Source data —
┄┄┄┄┄┄┄┄┄┄

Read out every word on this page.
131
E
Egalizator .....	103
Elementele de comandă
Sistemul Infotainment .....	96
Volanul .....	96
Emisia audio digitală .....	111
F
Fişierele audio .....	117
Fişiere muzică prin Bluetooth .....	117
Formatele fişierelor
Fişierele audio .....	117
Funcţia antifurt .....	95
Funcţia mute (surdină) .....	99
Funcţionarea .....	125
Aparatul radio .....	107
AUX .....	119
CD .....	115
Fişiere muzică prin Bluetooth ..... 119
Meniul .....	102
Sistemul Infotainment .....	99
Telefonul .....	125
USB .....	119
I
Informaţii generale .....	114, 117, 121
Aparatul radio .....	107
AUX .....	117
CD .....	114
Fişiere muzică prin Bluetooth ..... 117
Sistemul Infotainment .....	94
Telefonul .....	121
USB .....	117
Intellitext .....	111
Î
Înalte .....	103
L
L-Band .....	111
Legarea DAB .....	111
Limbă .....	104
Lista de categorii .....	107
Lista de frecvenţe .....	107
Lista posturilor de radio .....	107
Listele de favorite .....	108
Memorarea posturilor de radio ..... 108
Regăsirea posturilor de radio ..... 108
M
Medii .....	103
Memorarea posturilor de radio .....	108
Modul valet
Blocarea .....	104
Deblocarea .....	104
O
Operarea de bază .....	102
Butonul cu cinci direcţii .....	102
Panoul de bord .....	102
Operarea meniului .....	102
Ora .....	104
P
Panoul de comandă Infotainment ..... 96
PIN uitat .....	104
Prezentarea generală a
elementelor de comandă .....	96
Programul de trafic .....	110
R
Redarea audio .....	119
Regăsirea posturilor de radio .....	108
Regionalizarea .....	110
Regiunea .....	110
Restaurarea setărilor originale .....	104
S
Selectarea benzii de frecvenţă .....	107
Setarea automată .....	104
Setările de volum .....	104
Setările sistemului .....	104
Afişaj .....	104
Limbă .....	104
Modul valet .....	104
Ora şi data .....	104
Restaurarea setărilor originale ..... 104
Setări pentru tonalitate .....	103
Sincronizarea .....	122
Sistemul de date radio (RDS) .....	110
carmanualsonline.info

┄┄┄┄┄┄┄┄┄┄

Exercise — From the material above, gather all lines that include the string "prin" and copy them.

Response to the task —
Fişiere muzică prin Bluetooth .....	117
Fişiere muzică prin Bluetooth ..... 119
Fişiere muzică prin Bluetooth ..... 117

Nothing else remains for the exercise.